AIM OF THE TASK: Reproduce each line bearing the word "alta".

Stored data
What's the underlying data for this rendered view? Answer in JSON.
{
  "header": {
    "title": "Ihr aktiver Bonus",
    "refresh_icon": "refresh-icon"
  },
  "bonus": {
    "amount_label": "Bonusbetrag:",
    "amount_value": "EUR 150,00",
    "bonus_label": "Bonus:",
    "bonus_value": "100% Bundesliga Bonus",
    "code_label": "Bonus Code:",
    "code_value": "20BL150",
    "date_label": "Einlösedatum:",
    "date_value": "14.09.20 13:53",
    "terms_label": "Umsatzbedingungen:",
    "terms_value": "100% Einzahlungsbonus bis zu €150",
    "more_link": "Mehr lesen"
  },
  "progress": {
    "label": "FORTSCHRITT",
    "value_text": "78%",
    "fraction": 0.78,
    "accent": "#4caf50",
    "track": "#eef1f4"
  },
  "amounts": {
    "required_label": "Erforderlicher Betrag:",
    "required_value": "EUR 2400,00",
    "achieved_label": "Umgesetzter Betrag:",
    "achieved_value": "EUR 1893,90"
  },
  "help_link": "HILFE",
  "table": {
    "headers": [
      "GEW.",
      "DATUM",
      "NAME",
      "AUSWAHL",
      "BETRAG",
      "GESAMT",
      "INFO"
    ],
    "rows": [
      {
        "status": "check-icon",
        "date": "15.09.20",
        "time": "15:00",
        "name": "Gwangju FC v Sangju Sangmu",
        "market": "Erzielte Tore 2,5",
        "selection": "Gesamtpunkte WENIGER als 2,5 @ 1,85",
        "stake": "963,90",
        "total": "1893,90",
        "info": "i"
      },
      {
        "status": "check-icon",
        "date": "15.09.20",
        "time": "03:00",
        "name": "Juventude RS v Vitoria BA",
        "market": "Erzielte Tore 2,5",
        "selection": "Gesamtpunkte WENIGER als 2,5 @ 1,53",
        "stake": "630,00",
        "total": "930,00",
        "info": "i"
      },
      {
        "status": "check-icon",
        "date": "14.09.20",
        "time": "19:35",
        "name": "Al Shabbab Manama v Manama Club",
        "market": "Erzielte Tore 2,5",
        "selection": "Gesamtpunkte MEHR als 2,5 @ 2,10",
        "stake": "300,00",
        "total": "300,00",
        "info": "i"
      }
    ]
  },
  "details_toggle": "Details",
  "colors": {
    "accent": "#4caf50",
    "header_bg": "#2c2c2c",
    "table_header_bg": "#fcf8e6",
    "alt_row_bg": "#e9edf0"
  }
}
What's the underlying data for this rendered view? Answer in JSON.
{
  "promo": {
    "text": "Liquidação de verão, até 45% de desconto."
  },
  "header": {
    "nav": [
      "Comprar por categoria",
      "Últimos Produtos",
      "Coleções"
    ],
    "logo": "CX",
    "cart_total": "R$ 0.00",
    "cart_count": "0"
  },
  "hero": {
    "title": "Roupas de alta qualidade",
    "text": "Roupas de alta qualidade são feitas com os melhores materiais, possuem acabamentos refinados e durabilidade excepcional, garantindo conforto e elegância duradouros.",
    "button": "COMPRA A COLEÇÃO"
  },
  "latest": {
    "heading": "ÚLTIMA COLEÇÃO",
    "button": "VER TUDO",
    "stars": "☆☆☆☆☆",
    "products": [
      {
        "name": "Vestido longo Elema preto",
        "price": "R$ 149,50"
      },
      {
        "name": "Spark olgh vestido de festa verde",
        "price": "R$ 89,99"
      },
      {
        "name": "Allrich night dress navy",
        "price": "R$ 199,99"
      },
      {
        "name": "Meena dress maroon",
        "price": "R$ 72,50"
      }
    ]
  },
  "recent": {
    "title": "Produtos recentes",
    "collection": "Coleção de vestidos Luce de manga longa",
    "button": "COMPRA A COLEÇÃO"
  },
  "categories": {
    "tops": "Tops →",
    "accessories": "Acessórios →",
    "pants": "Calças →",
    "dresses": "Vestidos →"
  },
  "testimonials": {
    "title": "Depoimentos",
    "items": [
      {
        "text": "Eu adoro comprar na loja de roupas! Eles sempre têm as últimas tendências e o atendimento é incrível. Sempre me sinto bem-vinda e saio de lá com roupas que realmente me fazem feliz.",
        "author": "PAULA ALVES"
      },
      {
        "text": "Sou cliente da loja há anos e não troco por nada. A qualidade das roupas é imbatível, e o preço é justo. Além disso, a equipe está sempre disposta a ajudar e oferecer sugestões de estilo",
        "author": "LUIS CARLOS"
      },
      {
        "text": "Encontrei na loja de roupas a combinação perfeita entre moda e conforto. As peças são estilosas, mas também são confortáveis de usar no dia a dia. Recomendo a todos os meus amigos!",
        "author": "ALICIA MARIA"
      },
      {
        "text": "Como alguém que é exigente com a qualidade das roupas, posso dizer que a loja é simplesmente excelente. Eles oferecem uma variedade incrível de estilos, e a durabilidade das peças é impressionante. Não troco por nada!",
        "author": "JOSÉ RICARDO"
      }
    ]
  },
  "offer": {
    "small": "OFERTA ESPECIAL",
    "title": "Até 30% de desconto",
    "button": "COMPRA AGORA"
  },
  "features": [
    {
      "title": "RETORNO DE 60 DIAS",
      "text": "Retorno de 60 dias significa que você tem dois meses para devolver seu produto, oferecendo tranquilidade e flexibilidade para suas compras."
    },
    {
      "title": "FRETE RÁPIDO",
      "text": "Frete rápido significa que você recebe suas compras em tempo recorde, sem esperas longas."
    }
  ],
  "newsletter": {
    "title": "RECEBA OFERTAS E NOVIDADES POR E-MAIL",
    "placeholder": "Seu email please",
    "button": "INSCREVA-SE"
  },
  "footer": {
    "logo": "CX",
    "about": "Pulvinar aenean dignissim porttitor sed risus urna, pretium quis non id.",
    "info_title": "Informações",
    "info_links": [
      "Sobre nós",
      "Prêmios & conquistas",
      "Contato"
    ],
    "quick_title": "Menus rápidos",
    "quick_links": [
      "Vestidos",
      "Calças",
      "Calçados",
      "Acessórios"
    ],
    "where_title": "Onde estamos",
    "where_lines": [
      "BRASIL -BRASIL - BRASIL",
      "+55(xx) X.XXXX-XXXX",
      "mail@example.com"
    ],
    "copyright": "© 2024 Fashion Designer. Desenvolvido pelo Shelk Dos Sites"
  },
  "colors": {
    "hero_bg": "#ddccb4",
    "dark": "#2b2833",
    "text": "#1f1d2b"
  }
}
==
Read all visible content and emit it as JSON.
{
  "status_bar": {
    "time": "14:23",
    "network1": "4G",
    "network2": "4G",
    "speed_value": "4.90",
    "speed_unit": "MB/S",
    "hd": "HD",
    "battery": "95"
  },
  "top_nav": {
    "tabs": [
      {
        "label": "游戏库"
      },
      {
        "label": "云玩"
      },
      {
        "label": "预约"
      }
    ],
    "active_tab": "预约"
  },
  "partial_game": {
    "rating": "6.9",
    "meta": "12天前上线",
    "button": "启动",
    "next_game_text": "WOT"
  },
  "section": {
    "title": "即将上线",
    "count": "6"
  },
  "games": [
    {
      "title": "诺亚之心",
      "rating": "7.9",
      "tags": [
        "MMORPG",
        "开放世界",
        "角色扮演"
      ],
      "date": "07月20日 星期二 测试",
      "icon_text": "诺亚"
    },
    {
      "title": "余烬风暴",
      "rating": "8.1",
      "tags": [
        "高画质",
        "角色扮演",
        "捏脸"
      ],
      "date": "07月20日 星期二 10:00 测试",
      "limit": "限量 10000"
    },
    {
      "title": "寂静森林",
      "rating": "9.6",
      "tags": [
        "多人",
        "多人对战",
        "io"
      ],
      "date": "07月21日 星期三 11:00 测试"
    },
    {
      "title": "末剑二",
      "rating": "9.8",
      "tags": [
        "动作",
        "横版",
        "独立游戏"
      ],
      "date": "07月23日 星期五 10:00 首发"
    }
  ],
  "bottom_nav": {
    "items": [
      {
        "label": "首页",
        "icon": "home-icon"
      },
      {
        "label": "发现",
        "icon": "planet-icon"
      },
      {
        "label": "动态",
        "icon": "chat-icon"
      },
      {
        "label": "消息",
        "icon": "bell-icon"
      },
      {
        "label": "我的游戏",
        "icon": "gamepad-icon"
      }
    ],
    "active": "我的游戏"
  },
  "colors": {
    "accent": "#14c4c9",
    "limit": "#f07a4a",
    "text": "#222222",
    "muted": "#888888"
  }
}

SOLUTION:
    "title": "Roupas de alta qualidade",
    "text": "Roupas de alta qualidade são feitas com os melhores materiais, possuem acabamentos refinados e durabilidade excepcional, garantindo conforto e elegância duradouros.",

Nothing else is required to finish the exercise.